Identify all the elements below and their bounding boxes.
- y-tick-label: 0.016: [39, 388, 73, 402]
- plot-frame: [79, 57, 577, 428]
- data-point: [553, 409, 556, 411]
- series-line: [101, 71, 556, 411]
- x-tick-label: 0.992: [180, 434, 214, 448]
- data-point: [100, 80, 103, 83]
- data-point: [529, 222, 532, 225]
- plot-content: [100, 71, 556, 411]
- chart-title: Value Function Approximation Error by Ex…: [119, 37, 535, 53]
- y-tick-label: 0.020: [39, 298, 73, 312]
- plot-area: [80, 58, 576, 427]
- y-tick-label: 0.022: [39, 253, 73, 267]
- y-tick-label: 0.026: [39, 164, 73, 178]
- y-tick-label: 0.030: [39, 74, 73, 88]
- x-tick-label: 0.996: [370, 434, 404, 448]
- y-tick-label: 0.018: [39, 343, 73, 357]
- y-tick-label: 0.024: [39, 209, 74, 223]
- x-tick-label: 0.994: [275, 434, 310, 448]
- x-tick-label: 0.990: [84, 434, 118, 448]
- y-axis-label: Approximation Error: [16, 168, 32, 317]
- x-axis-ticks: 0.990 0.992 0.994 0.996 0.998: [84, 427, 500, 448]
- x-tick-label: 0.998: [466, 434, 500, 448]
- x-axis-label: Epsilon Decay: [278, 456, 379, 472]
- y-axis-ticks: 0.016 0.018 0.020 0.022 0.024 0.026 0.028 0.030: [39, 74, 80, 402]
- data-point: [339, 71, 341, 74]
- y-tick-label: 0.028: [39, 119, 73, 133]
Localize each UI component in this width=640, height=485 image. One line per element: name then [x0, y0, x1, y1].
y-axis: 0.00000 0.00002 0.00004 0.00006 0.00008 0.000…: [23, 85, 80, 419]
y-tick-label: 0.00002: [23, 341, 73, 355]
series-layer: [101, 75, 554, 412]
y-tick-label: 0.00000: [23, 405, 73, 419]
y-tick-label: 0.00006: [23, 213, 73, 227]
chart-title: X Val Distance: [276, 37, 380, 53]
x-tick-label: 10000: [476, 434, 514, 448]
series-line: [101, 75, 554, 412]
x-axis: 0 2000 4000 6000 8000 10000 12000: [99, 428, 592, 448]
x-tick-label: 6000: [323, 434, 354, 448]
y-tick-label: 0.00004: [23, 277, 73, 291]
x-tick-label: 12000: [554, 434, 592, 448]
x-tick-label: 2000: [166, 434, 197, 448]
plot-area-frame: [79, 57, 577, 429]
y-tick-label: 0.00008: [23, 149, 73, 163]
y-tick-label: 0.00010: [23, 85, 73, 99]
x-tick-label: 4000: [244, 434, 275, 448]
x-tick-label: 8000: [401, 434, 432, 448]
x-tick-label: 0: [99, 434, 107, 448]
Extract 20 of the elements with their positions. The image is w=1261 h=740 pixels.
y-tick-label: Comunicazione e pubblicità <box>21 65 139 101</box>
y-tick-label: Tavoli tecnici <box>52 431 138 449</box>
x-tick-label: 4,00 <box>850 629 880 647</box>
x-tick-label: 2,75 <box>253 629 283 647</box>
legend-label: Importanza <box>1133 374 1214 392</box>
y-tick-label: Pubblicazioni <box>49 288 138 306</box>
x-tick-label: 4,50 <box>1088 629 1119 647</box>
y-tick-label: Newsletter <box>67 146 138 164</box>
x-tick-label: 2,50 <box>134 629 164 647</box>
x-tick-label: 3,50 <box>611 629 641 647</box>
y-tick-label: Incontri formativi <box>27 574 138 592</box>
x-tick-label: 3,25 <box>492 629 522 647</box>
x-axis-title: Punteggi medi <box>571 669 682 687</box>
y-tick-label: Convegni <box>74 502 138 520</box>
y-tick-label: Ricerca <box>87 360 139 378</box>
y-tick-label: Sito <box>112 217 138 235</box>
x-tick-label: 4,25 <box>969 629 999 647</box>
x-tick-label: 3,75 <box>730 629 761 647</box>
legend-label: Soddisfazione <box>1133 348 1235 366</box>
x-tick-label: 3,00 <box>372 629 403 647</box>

TASK REQUIREMENTS :: Please write out the data above without changing a character, from its very first line through the line containing "series-layer: [101, 75, 554, 412]", including that line.

SOLUTION TO THIS PROBLEM ::
Identify all the elements below and their bounding boxes.
- y-tick-label: 0.016: [39, 388, 73, 402]
- plot-frame: [79, 57, 577, 428]
- data-point: [553, 409, 556, 411]
- series-line: [101, 71, 556, 411]
- x-tick-label: 0.992: [180, 434, 214, 448]
- data-point: [100, 80, 103, 83]
- data-point: [529, 222, 532, 225]
- plot-content: [100, 71, 556, 411]
- chart-title: Value Function Approximation Error by Ex…: [119, 37, 535, 53]
- y-tick-label: 0.020: [39, 298, 73, 312]
- plot-area: [80, 58, 576, 427]
- y-tick-label: 0.022: [39, 253, 73, 267]
- y-tick-label: 0.026: [39, 164, 73, 178]
- y-tick-label: 0.030: [39, 74, 73, 88]
- x-tick-label: 0.996: [370, 434, 404, 448]
- y-tick-label: 0.018: [39, 343, 73, 357]
- y-tick-label: 0.024: [39, 209, 74, 223]
- x-tick-label: 0.994: [275, 434, 310, 448]
- x-tick-label: 0.990: [84, 434, 118, 448]
- y-axis-label: Approximation Error: [16, 168, 32, 317]
- x-axis-ticks: 0.990 0.992 0.994 0.996 0.998: [84, 427, 500, 448]
- x-tick-label: 0.998: [466, 434, 500, 448]
- x-axis-label: Epsilon Decay: [278, 456, 379, 472]
- y-axis-ticks: 0.016 0.018 0.020 0.022 0.024 0.026 0.028 0.030: [39, 74, 80, 402]
- data-point: [339, 71, 341, 74]
- y-tick-label: 0.028: [39, 119, 73, 133]
Localize each UI component in this width=640, height=485 image. One line per element: name then [x0, y0, x1, y1].
y-axis: 0.00000 0.00002 0.00004 0.00006 0.00008 0.000…: [23, 85, 80, 419]
y-tick-label: 0.00002: [23, 341, 73, 355]
series-layer: [101, 75, 554, 412]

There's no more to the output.